EXTRACT TO READ:
::::::
The Copyright Royalty Board has set new audio streaming rates and the National Association of Broadcasters is initially buoyed by the rates on first read.
"We are reviewing the CRB decision, but are pleased that streaming rates have begun to move in the right direction. Broadcasters want to expand into new distribution platforms; the challenge has been that rates are too high for thousands of local stations," National Association of Broadcasters spokesman Dennis Wharton said in a statement. "We hope today’s decision alleviates some of the rate burden and will enable more radio stations to stream music, which will benefit artists, songwriters and our millions of listeners."
According to a broadcast source speaking on background, radio stations have been paying 25 cents per 100 songs versus 14 cents that a "pure play" streaming service pays.
Now, iHeartMedia and local stations that simulcast, as well as Pandora and other "non-interactive" Web audio services, will pay 17 cents per 100 songs for commercial non-subscription service and 22 cents per 100 songs for subscription service in 2016, with adjustments per the Consumer Price Index through 2020.
The Consumer Technology Association praised the new rates.
"Today's decision strikes a necessary balance - one that leaves music makers with a raise, while opening endless opportunities to invest in the Internet radio ecosystem," said CTA president Gary Shapiro. "These investments will bring untold innovation and competition into the emerging online radio industry, leaving listeners with more options for discovery and artists with more opportunities to connect."
::::::
RECORDS:
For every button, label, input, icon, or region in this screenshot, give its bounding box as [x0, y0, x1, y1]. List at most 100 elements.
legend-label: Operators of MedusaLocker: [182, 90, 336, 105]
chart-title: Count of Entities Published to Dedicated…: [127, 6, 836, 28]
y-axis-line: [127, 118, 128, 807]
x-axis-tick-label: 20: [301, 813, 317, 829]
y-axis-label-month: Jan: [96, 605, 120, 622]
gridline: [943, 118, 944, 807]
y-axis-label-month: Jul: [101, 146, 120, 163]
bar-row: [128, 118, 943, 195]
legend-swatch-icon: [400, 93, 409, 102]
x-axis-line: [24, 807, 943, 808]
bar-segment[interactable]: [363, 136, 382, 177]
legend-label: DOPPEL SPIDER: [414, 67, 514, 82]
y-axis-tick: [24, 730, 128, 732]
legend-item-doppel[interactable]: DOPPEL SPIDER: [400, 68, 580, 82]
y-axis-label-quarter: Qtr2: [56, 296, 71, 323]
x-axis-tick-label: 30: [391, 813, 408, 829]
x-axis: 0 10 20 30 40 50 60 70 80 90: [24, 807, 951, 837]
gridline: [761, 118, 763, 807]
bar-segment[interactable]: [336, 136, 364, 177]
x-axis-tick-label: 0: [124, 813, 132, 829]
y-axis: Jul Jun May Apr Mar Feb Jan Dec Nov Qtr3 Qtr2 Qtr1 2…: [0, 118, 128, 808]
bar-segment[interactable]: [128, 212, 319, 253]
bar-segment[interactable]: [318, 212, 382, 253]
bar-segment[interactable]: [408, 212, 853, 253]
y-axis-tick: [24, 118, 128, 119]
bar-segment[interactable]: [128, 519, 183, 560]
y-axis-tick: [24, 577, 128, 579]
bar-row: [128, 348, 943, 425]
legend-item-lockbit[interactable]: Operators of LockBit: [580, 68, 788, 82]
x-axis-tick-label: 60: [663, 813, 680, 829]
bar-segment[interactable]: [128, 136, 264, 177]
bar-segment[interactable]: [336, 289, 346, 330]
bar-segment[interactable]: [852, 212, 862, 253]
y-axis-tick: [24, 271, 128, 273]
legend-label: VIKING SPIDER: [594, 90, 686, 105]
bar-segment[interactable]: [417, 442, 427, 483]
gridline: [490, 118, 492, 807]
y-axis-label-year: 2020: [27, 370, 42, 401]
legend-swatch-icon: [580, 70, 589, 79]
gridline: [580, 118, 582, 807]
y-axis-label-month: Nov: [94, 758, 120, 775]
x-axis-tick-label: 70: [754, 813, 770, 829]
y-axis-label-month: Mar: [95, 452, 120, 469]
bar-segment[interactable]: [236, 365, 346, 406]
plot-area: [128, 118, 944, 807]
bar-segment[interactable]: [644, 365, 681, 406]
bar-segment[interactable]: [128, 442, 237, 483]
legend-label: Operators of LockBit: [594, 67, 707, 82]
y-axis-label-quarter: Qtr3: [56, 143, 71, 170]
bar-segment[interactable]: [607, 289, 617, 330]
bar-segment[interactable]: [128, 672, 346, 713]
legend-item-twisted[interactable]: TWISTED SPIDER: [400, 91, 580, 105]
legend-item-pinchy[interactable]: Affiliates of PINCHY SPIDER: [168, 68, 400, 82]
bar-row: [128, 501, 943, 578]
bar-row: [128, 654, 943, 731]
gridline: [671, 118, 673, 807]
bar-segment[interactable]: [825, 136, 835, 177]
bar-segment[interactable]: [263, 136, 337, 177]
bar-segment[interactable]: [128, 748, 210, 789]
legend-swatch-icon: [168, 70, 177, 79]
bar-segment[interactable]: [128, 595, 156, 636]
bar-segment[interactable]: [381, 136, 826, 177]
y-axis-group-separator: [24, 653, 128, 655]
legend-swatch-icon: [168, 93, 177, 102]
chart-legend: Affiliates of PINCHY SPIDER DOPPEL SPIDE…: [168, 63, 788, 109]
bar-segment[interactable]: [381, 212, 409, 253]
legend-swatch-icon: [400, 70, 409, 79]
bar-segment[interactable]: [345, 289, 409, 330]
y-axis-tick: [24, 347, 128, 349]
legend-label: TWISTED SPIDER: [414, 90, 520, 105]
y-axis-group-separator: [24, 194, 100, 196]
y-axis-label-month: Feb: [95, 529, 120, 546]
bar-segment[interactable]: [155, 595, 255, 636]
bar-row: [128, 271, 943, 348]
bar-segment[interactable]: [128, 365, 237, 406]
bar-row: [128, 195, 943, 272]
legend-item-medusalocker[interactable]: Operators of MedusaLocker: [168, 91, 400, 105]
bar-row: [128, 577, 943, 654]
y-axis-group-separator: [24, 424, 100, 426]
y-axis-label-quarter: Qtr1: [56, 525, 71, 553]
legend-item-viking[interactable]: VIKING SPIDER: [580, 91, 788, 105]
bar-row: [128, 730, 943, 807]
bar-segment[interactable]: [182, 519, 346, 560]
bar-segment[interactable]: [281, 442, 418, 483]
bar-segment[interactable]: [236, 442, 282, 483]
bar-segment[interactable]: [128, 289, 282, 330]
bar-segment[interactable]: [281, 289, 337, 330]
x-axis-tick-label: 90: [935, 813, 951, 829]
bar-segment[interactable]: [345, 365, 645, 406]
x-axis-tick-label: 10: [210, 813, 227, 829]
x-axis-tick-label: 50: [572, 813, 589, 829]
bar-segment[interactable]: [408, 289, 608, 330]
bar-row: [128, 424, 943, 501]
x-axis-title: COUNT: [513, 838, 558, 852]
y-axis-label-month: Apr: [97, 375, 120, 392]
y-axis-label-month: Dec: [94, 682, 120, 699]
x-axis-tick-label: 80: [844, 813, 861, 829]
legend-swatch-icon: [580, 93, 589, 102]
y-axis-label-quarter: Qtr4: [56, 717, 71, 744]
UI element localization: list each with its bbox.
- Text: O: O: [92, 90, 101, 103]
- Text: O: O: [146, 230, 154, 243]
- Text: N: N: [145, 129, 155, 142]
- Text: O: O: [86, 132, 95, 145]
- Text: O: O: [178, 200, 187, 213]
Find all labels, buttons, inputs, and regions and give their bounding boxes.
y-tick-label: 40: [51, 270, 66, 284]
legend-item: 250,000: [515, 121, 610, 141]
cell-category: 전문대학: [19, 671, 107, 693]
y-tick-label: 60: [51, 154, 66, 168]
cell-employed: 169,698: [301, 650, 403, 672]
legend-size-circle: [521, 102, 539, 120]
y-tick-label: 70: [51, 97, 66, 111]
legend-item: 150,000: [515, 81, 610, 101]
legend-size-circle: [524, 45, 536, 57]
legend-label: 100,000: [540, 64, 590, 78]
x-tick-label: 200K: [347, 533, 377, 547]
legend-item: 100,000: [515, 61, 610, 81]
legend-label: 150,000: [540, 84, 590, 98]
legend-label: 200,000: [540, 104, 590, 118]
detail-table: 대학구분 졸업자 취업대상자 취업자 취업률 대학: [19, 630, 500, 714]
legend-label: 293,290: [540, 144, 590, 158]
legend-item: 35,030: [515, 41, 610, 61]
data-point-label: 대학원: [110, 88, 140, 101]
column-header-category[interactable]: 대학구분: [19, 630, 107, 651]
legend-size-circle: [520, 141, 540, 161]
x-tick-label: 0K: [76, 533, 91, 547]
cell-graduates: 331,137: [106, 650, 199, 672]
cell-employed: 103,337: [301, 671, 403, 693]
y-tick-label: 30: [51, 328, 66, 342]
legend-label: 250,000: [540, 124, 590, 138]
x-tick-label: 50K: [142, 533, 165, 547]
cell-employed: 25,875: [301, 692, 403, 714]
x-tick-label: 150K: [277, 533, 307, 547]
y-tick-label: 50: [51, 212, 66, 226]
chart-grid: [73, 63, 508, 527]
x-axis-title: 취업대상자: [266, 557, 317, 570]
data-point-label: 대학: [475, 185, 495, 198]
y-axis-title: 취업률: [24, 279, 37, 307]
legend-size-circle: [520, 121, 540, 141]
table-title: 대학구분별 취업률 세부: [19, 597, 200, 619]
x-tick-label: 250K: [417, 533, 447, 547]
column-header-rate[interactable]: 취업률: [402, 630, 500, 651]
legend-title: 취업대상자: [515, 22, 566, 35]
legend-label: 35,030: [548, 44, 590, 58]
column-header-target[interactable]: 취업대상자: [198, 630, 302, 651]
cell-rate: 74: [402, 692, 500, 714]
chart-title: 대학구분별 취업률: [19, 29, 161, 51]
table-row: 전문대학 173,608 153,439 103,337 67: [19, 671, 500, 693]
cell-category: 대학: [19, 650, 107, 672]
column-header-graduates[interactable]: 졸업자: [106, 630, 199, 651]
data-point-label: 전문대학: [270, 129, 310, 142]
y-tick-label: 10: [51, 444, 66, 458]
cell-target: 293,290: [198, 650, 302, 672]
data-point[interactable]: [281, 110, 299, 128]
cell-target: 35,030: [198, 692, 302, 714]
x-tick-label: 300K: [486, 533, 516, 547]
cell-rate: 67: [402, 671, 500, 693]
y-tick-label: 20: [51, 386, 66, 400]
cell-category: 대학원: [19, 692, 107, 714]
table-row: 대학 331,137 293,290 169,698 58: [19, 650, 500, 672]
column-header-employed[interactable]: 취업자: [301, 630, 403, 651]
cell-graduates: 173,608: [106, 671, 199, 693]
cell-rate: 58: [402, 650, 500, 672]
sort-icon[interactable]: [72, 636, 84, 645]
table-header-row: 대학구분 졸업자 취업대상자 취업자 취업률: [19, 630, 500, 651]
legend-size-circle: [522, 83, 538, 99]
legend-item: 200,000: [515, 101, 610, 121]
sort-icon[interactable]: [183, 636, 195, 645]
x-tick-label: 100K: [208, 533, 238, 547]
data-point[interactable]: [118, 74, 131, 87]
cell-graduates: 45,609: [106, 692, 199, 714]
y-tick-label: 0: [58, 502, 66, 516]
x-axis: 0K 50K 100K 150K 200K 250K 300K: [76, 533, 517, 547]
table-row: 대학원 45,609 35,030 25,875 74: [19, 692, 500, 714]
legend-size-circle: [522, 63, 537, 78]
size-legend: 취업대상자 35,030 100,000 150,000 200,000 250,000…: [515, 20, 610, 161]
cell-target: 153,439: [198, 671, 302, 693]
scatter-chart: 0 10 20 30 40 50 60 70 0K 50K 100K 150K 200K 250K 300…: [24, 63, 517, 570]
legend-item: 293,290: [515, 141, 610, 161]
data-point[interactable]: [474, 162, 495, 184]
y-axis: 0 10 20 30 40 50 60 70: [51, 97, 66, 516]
::::::
EXERCISE GOAL:
According to the spokesman quoted in the streaming-rates article, why have local stations had trouble expanding into streaming? Answer in one to three sentences.

EXERCISE SOLUTION:
Broadcasters want to move into new distribution platforms, but the streaming rates have been too high for thousands of local stations.